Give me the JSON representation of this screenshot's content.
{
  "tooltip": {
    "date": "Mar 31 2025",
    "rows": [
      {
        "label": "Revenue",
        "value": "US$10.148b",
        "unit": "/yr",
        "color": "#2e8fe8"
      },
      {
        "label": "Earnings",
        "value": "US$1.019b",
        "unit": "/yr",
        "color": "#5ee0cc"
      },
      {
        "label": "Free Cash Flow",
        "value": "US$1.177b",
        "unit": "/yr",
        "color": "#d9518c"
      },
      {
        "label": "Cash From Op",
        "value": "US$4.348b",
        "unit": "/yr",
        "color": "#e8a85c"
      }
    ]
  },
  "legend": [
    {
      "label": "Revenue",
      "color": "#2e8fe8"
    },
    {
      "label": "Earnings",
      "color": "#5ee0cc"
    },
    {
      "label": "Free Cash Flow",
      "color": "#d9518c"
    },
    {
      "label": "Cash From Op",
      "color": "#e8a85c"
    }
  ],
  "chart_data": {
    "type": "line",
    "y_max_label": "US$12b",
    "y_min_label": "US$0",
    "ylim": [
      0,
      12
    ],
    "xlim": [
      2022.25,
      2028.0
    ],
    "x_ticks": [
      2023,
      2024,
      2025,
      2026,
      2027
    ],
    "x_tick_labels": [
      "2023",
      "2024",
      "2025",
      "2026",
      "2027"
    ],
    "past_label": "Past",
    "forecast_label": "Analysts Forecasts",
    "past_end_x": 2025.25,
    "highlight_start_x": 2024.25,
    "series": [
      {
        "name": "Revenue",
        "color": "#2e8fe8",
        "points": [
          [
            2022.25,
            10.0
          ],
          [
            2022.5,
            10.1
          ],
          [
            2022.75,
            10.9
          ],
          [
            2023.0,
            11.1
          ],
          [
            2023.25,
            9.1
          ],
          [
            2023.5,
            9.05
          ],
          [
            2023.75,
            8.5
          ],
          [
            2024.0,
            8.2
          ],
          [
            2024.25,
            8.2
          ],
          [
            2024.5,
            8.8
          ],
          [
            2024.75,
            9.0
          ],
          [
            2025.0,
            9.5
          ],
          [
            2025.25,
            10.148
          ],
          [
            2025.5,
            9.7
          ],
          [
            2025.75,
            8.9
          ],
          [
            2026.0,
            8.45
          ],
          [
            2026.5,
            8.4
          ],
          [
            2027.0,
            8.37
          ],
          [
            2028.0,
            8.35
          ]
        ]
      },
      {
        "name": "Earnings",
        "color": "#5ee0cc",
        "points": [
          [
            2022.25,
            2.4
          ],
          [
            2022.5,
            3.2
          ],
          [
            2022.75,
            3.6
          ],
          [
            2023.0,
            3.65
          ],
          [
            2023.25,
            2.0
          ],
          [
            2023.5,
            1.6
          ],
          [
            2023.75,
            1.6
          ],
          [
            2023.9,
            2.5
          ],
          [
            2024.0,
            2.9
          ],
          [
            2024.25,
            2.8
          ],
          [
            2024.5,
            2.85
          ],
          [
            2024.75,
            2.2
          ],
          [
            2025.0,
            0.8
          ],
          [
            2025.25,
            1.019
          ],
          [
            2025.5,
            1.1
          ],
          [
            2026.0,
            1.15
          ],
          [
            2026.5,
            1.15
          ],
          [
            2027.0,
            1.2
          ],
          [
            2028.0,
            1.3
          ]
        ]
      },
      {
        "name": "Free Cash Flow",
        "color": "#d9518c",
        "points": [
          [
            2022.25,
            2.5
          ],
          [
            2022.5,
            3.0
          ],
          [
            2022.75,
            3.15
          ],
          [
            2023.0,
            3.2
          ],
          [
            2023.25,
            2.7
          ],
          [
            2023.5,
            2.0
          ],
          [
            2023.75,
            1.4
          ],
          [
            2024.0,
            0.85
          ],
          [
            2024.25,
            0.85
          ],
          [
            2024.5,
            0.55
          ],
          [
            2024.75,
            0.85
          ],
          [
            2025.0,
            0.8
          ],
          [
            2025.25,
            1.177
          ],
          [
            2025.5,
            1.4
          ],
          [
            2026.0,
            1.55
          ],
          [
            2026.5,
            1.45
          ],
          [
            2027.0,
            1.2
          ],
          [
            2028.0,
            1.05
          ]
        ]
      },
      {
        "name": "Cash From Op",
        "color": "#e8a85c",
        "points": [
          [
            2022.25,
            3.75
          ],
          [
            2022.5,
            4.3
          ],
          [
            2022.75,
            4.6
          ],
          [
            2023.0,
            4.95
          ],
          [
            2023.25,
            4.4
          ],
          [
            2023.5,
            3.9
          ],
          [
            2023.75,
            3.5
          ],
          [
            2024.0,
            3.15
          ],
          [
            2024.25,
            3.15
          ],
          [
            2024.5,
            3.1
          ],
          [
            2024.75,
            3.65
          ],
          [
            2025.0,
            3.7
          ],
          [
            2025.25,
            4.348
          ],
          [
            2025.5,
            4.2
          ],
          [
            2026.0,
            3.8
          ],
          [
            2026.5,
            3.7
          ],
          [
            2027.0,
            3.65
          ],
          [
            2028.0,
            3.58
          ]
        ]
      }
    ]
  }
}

==

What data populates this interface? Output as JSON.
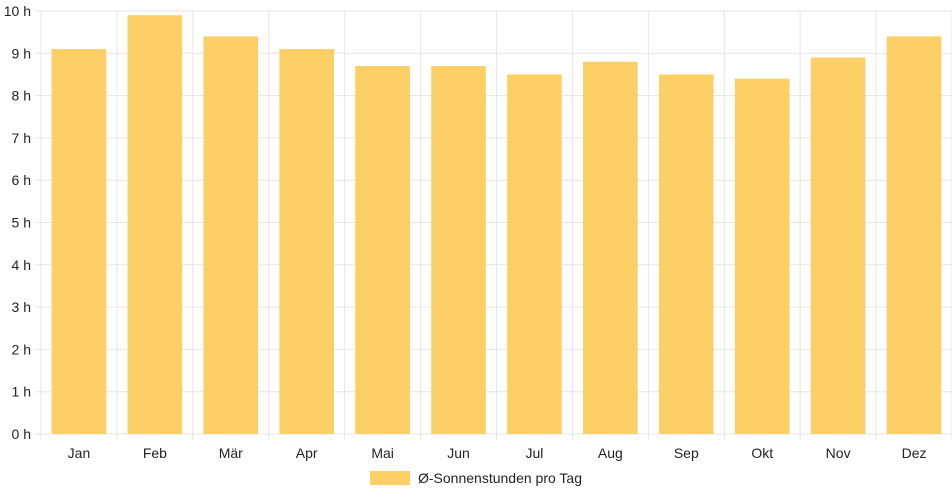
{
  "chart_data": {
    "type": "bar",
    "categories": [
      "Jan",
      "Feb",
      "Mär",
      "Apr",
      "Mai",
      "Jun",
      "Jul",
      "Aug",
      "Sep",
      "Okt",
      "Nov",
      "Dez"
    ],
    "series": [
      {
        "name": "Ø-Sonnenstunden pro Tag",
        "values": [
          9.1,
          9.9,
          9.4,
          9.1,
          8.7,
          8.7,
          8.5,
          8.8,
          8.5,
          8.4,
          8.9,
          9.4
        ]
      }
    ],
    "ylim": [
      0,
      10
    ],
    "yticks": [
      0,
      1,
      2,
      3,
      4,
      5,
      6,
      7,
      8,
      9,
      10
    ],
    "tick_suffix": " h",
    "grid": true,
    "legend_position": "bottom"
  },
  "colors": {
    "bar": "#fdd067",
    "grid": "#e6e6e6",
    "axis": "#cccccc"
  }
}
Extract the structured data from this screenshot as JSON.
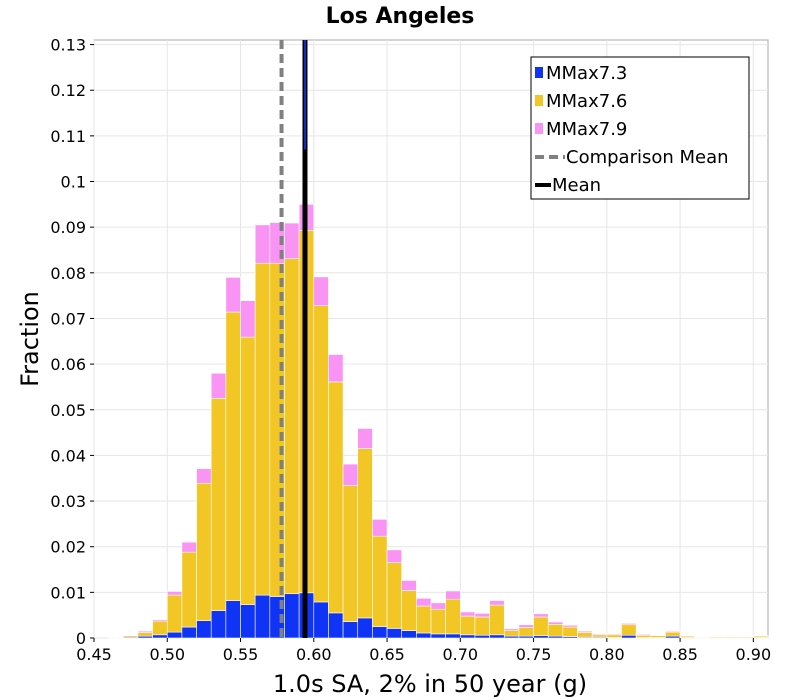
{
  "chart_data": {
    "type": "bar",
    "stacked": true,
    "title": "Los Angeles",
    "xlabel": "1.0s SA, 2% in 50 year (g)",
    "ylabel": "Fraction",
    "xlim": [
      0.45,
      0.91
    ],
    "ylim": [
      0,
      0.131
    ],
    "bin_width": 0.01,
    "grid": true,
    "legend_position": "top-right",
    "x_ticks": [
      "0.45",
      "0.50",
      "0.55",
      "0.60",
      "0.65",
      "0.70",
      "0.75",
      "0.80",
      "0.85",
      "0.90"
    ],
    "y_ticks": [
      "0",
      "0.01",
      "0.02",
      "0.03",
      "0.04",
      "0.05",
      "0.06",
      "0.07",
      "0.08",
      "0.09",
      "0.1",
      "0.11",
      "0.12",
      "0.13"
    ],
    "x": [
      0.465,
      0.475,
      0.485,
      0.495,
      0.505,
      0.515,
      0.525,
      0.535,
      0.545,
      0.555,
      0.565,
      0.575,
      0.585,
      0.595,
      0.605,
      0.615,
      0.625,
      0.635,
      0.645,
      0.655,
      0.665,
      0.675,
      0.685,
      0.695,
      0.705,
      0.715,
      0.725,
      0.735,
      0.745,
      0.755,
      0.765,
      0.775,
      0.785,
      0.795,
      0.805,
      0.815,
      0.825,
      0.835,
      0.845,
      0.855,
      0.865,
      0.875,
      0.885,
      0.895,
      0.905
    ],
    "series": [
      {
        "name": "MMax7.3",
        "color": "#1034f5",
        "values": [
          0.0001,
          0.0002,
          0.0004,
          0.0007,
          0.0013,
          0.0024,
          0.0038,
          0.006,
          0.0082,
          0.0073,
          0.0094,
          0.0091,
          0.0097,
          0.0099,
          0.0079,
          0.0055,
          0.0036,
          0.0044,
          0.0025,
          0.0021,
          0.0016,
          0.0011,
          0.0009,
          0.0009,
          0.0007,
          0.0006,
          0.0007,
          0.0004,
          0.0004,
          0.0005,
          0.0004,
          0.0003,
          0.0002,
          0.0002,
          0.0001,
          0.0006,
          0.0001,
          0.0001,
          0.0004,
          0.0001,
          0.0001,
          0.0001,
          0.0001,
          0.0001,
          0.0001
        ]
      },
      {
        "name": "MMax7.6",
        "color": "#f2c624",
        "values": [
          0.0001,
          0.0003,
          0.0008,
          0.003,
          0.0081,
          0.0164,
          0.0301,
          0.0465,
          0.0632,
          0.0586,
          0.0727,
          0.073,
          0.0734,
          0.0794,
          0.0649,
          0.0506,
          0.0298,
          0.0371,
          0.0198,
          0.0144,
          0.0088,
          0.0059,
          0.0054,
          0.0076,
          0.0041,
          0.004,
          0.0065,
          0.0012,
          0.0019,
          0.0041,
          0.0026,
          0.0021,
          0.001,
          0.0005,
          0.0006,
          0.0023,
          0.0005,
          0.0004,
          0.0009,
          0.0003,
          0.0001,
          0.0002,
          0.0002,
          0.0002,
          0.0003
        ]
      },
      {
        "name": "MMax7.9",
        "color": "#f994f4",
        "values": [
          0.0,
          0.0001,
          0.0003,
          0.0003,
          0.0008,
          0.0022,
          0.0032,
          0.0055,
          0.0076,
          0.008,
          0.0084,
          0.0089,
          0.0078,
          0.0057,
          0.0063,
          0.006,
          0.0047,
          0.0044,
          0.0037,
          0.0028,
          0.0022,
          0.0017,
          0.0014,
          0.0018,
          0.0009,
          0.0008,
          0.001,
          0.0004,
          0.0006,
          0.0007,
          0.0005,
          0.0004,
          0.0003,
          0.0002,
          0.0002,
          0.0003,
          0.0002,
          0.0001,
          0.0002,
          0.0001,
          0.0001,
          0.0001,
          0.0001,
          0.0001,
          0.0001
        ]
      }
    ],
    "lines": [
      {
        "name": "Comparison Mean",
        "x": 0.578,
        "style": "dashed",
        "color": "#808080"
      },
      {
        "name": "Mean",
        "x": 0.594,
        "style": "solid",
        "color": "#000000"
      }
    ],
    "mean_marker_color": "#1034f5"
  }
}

Work to complete: Provide the number of lines in the entries that include "this", and no other text.

Exercise response: 3